• **Work to complete**:
Retype all of the entries word for word.
————
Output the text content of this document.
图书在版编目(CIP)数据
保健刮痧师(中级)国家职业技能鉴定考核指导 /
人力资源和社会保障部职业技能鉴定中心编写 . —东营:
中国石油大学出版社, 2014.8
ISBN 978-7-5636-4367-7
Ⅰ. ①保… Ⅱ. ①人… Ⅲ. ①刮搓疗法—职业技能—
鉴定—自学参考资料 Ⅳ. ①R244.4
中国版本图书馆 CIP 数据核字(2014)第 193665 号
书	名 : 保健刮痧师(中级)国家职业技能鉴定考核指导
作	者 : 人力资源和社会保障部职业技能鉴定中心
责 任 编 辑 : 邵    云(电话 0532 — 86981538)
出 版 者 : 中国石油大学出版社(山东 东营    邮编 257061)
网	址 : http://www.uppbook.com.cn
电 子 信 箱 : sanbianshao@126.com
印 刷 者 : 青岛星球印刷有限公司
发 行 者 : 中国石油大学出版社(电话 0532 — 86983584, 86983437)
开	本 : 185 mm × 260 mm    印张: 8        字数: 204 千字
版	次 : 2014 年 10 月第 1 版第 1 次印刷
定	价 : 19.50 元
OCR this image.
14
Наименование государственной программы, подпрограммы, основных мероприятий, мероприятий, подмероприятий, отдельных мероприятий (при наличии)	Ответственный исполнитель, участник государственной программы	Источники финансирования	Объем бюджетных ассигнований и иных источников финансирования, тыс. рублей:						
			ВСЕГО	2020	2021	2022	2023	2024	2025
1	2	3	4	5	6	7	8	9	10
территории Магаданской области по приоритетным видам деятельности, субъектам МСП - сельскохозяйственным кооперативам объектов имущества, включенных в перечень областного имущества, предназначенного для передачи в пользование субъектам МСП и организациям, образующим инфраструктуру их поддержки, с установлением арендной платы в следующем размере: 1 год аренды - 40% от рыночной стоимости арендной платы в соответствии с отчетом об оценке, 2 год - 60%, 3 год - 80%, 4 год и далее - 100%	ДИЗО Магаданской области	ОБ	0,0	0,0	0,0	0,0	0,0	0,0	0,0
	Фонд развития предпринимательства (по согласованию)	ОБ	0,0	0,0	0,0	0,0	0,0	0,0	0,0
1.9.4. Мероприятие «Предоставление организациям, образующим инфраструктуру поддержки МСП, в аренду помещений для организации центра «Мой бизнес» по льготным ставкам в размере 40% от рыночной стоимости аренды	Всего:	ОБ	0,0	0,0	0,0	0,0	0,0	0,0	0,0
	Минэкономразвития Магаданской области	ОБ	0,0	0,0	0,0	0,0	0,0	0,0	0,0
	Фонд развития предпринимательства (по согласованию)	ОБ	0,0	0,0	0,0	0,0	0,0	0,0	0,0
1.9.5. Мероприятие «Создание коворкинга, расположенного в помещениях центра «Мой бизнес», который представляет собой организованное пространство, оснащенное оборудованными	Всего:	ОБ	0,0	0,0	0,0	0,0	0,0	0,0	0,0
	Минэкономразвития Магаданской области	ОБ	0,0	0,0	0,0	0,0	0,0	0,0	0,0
————
• **The output**:
Output the text content of this document.
图书在版编目(CIP)数据
保健刮痧师(中级)国家职业技能鉴定考核指导 /
人力资源和社会保障部职业技能鉴定中心编写 . —东营:
中国石油大学出版社, 2014.8
ISBN 978-7-5636-4367-7
Ⅰ. ①保… Ⅱ. ①人… Ⅲ. ①刮搓疗法—职业技能—
鉴定—自学参考资料 Ⅳ. ①R244.4
中国版本图书馆 CIP 数据核字(2014)第 193665 号
书	名 : 保健刮痧师(中级)国家职业技能鉴定考核指导
作	者 : 人力资源和社会保障部职业技能鉴定中心
责 任 编 辑 : 邵    云(电话 0532 — 86981538)
出 版 者 : 中国石油大学出版社(山东 东营    邮编 257061)
网	址 : http://www.uppbook.com.cn
电 子 信 箱 : sanbianshao@126.com
印 刷 者 : 青岛星球印刷有限公司
发 行 者 : 中国石油大学出版社(电话 0532 — 86983584, 86983437)
开	本 : 185 mm × 260 mm    印张: 8        字数: 204 千字
版	次 : 2014 年 10 月第 1 版第 1 次印刷
定	价 : 19.50 元
OCR this image.
14
Наименование государственной программы, подпрограммы, основных мероприятий, мероприятий, подмероприятий, отдельных мероприятий (при наличии)	Ответственный исполнитель, участник государственной программы	Источники финансирования	Объем бюджетных ассигнований и иных источников финансирования, тыс. рублей:						
			ВСЕГО	2020	2021	2022	2023	2024	2025
1	2	3	4	5	6	7	8	9	10
территории Магаданской области по приоритетным видам деятельности, субъектам МСП - сельскохозяйственным кооперативам объектов имущества, включенных в перечень областного имущества, предназначенного для передачи в пользование субъектам МСП и организациям, образующим инфраструктуру их поддержки, с установлением арендной платы в следующем размере: 1 год аренды - 40% от рыночной стоимости арендной платы в соответствии с отчетом об оценке, 2 год - 60%, 3 год - 80%, 4 год и далее - 100%	ДИЗО Магаданской области	ОБ	0,0	0,0	0,0	0,0	0,0	0,0	0,0
	Фонд развития предпринимательства (по согласованию)	ОБ	0,0	0,0	0,0	0,0	0,0	0,0	0,0
1.9.4. Мероприятие «Предоставление организациям, образующим инфраструктуру поддержки МСП, в аренду помещений для организации центра «Мой бизнес» по льготным ставкам в размере 40% от рыночной стоимости аренды	Всего:	ОБ	0,0	0,0	0,0	0,0	0,0	0,0	0,0
	Минэкономразвития Магаданской области	ОБ	0,0	0,0	0,0	0,0	0,0	0,0	0,0
	Фонд развития предпринимательства (по согласованию)	ОБ	0,0	0,0	0,0	0,0	0,0	0,0	0,0
1.9.5. Мероприятие «Создание коворкинга, расположенного в помещениях центра «Мой бизнес», который представляет собой организованное пространство, оснащенное оборудованными	Всего:	ОБ	0,0	0,0	0,0	0,0	0,0	0,0	0,0
	Минэкономразвития Магаданской области	ОБ	0,0	0,0	0,0	0,0	0,0	0,0	0,0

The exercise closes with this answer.